INSTRUCTIONS FOR THE TASK |
Each record must be reproduced exactly as it is shown.

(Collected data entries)

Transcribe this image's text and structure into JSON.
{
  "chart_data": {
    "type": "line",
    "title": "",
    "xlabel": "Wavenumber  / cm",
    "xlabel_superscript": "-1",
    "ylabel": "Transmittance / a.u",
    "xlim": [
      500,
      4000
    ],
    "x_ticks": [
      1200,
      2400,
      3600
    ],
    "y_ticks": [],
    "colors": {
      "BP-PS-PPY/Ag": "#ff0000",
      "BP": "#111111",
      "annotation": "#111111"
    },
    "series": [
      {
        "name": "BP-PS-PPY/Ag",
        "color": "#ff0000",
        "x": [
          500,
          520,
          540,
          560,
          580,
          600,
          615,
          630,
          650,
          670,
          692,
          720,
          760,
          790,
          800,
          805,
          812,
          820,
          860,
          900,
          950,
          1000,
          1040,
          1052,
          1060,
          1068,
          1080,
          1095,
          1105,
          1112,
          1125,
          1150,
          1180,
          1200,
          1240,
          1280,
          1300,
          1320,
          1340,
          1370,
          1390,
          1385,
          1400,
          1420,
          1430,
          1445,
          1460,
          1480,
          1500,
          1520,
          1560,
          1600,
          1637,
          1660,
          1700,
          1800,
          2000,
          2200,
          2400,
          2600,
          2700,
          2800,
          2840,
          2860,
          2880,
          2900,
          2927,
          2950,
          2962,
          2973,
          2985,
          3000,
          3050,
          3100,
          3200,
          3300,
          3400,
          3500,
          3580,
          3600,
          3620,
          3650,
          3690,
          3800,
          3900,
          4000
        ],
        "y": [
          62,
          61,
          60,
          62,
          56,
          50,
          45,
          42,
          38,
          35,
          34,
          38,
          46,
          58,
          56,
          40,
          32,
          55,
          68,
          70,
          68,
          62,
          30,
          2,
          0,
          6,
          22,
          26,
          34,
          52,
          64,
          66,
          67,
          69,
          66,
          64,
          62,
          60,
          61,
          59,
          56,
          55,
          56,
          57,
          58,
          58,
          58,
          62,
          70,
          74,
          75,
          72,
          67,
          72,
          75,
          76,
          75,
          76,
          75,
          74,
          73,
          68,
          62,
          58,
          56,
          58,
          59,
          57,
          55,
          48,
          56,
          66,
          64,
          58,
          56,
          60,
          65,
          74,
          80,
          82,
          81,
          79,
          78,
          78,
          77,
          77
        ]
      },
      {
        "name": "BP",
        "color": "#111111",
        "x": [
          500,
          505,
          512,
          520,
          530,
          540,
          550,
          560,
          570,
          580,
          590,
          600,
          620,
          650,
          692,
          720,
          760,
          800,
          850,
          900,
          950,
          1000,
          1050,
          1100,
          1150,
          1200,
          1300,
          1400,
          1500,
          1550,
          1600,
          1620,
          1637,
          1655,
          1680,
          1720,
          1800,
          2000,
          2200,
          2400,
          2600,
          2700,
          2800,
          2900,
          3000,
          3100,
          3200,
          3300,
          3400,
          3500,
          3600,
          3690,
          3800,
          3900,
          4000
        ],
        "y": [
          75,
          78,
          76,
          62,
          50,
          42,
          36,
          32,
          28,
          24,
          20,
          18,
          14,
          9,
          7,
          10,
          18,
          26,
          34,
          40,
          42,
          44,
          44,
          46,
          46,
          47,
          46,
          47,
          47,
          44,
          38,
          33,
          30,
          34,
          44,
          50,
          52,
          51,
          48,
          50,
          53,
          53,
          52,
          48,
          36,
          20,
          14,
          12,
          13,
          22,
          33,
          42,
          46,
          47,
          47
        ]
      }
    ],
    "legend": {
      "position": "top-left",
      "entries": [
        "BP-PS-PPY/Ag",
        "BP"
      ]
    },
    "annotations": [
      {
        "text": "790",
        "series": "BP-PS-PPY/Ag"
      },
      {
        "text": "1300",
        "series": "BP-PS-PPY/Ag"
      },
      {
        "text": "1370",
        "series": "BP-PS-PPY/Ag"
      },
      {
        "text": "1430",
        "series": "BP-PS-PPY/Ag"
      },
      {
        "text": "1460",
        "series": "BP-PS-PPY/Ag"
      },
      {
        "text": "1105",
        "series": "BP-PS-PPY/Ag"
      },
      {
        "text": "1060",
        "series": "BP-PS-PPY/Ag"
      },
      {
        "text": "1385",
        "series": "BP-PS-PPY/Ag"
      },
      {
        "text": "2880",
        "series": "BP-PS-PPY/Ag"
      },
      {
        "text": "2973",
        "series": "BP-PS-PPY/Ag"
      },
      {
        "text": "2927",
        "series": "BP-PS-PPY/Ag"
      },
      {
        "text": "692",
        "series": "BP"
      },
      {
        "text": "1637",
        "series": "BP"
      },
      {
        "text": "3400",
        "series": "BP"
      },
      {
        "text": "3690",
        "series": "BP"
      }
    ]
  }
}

COMPLETE ANSWER |
Transcribe this image's text and structure into JSON.
{
  "chart_data": {
    "type": "line",
    "title": "",
    "xlabel": "Wavenumber  / cm",
    "xlabel_superscript": "-1",
    "ylabel": "Transmittance / a.u",
    "xlim": [
      500,
      4000
    ],
    "x_ticks": [
      1200,
      2400,
      3600
    ],
    "y_ticks": [],
    "colors": {
      "BP-PS-PPY/Ag": "#ff0000",
      "BP": "#111111",
      "annotation": "#111111"
    },
    "series": [
      {
        "name": "BP-PS-PPY/Ag",
        "color": "#ff0000",
        "x": [
          500,
          520,
          540,
          560,
          580,
          600,
          615,
          630,
          650,
          670,
          692,
          720,
          760,
          790,
          800,
          805,
          812,
          820,
          860,
          900,
          950,
          1000,
          1040,
          1052,
          1060,
          1068,
          1080,
          1095,
          1105,
          1112,
          1125,
          1150,
          1180,
          1200,
          1240,
          1280,
          1300,
          1320,
          1340,
          1370,
          1390,
          1385,
          1400,
          1420,
          1430,
          1445,
          1460,
          1480,
          1500,
          1520,
          1560,
          1600,
          1637,
          1660,
          1700,
          1800,
          2000,
          2200,
          2400,
          2600,
          2700,
          2800,
          2840,
          2860,
          2880,
          2900,
          2927,
          2950,
          2962,
          2973,
          2985,
          3000,
          3050,
          3100,
          3200,
          3300,
          3400,
          3500,
          3580,
          3600,
          3620,
          3650,
          3690,
          3800,
          3900,
          4000
        ],
        "y": [
          62,
          61,
          60,
          62,
          56,
          50,
          45,
          42,
          38,
          35,
          34,
          38,
          46,
          58,
          56,
          40,
          32,
          55,
          68,
          70,
          68,
          62,
          30,
          2,
          0,
          6,
          22,
          26,
          34,
          52,
          64,
          66,
          67,
          69,
          66,
          64,
          62,
          60,
          61,
          59,
          56,
          55,
          56,
          57,
          58,
          58,
          58,
          62,
          70,
          74,
          75,
          72,
          67,
          72,
          75,
          76,
          75,
          76,
          75,
          74,
          73,
          68,
          62,
          58,
          56,
          58,
          59,
          57,
          55,
          48,
          56,
          66,
          64,
          58,
          56,
          60,
          65,
          74,
          80,
          82,
          81,
          79,
          78,
          78,
          77,
          77
        ]
      },
      {
        "name": "BP",
        "color": "#111111",
        "x": [
          500,
          505,
          512,
          520,
          530,
          540,
          550,
          560,
          570,
          580,
          590,
          600,
          620,
          650,
          692,
          720,
          760,
          800,
          850,
          900,
          950,
          1000,
          1050,
          1100,
          1150,
          1200,
          1300,
          1400,
          1500,
          1550,
          1600,
          1620,
          1637,
          1655,
          1680,
          1720,
          1800,
          2000,
          2200,
          2400,
          2600,
          2700,
          2800,
          2900,
          3000,
          3100,
          3200,
          3300,
          3400,
          3500,
          3600,
          3690,
          3800,
          3900,
          4000
        ],
        "y": [
          75,
          78,
          76,
          62,
          50,
          42,
          36,
          32,
          28,
          24,
          20,
          18,
          14,
          9,
          7,
          10,
          18,
          26,
          34,
          40,
          42,
          44,
          44,
          46,
          46,
          47,
          46,
          47,
          47,
          44,
          38,
          33,
          30,
          34,
          44,
          50,
          52,
          51,
          48,
          50,
          53,
          53,
          52,
          48,
          36,
          20,
          14,
          12,
          13,
          22,
          33,
          42,
          46,
          47,
          47
        ]
      }
    ],
    "legend": {
      "position": "top-left",
      "entries": [
        "BP-PS-PPY/Ag",
        "BP"
      ]
    },
    "annotations": [
      {
        "text": "790",
        "series": "BP-PS-PPY/Ag"
      },
      {
        "text": "1300",
        "series": "BP-PS-PPY/Ag"
      },
      {
        "text": "1370",
        "series": "BP-PS-PPY/Ag"
      },
      {
        "text": "1430",
        "series": "BP-PS-PPY/Ag"
      },
      {
        "text": "1460",
        "series": "BP-PS-PPY/Ag"
      },
      {
        "text": "1105",
        "series": "BP-PS-PPY/Ag"
      },
      {
        "text": "1060",
        "series": "BP-PS-PPY/Ag"
      },
      {
        "text": "1385",
        "series": "BP-PS-PPY/Ag"
      },
      {
        "text": "2880",
        "series": "BP-PS-PPY/Ag"
      },
      {
        "text": "2973",
        "series": "BP-PS-PPY/Ag"
      },
      {
        "text": "2927",
        "series": "BP-PS-PPY/Ag"
      },
      {
        "text": "692",
        "series": "BP"
      },
      {
        "text": "1637",
        "series": "BP"
      },
      {
        "text": "3400",
        "series": "BP"
      },
      {
        "text": "3690",
        "series": "BP"
      }
    ]
  }
}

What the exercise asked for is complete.